*WHAT YOU NEED TO DO*: Scan the data. Collect each line that contains the word "history".

--- BEGIN DATASET ENTRIES ---

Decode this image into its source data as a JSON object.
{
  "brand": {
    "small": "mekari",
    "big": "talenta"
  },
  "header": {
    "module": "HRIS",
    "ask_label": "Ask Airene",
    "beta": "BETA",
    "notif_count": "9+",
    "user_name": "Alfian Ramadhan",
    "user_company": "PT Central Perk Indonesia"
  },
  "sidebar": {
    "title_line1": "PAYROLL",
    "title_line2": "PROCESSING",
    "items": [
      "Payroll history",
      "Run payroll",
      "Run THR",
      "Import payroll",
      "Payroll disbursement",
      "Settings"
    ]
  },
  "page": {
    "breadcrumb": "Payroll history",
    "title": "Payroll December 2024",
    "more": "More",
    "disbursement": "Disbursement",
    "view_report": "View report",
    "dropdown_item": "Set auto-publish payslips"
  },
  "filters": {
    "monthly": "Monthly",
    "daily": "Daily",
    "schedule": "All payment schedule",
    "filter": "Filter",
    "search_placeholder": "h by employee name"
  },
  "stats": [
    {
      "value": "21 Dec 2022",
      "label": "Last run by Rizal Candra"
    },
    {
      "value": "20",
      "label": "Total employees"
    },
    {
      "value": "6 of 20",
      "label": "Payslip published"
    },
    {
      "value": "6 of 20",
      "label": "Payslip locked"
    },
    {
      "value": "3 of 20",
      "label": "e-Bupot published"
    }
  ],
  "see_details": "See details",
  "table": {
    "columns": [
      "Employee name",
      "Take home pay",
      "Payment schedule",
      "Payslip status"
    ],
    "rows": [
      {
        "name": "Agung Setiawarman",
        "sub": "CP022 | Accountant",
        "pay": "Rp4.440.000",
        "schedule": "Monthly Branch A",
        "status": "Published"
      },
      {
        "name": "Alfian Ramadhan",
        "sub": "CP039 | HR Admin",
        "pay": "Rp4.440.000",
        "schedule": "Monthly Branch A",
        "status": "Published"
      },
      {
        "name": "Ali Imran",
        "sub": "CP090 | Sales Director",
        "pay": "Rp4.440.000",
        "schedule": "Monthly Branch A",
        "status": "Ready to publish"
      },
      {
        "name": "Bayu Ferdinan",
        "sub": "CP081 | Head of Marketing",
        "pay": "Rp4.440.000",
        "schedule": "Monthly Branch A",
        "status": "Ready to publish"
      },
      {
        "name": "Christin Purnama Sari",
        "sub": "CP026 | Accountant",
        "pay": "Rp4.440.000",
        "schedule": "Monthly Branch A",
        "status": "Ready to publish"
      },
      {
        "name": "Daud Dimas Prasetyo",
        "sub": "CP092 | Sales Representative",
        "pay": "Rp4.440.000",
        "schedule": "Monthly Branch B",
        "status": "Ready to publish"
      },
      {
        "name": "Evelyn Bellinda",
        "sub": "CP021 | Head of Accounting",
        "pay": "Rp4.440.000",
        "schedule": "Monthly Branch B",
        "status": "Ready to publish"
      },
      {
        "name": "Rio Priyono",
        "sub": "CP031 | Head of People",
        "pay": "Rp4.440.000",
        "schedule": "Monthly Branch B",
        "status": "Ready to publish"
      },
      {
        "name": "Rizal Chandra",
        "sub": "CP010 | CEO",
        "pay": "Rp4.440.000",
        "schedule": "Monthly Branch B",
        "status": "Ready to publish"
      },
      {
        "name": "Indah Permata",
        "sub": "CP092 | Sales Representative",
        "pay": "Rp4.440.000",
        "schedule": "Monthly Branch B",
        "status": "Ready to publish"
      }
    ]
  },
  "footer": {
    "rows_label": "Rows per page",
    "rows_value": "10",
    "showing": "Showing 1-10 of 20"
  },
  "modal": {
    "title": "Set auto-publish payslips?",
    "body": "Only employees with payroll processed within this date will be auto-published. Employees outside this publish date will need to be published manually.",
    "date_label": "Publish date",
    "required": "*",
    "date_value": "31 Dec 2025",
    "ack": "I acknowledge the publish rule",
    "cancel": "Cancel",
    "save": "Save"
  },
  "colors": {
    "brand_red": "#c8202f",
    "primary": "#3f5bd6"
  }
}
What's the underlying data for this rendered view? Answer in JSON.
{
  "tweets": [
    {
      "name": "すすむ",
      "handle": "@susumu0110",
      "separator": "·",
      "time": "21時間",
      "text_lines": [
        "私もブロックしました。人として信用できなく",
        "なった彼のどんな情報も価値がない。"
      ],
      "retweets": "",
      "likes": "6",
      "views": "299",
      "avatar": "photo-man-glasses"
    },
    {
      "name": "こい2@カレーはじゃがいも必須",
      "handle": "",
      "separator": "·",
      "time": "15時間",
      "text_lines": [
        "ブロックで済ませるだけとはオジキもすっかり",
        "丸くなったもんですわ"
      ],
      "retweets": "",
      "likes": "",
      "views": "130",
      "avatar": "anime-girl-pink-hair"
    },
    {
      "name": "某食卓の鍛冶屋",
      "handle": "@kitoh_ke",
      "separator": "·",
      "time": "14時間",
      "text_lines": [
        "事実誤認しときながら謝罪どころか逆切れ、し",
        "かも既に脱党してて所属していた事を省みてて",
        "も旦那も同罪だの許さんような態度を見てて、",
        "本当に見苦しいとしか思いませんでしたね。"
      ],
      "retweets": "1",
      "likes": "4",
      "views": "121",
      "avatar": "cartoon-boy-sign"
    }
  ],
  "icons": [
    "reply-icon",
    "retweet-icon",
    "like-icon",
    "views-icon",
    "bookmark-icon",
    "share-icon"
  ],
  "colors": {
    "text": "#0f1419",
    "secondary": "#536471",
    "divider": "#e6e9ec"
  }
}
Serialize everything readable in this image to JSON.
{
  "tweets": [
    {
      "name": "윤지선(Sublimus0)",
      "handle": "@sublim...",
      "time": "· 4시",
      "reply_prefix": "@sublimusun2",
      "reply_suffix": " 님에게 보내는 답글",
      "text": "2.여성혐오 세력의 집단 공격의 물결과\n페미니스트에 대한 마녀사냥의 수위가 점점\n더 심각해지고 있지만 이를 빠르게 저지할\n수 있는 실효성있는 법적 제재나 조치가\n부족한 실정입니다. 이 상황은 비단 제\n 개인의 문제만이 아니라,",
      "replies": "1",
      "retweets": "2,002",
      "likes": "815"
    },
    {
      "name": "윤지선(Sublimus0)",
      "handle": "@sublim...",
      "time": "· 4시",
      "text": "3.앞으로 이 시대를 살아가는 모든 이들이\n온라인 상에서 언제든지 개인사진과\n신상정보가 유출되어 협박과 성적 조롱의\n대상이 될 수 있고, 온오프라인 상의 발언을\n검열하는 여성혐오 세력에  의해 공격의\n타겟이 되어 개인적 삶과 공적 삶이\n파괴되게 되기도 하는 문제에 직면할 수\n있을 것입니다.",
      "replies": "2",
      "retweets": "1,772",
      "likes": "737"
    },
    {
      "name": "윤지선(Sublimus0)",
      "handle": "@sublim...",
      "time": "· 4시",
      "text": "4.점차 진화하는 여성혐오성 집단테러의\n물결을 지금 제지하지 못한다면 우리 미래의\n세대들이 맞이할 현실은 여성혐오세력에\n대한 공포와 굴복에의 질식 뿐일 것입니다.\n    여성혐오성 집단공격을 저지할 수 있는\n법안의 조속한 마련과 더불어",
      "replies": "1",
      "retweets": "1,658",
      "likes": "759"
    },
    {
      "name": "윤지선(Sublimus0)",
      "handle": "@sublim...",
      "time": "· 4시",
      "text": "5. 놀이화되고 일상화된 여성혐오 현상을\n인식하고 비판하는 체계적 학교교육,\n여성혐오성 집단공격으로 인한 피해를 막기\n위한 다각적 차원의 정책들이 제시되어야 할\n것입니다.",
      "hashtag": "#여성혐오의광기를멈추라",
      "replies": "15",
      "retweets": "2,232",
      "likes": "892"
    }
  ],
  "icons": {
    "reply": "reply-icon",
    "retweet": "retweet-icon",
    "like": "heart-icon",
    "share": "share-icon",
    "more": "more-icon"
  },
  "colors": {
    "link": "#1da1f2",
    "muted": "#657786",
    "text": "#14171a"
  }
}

--- END DATASET ENTRIES ---

*TASK RESPONSE*:
      "Payroll history",
    "breadcrumb": "Payroll history",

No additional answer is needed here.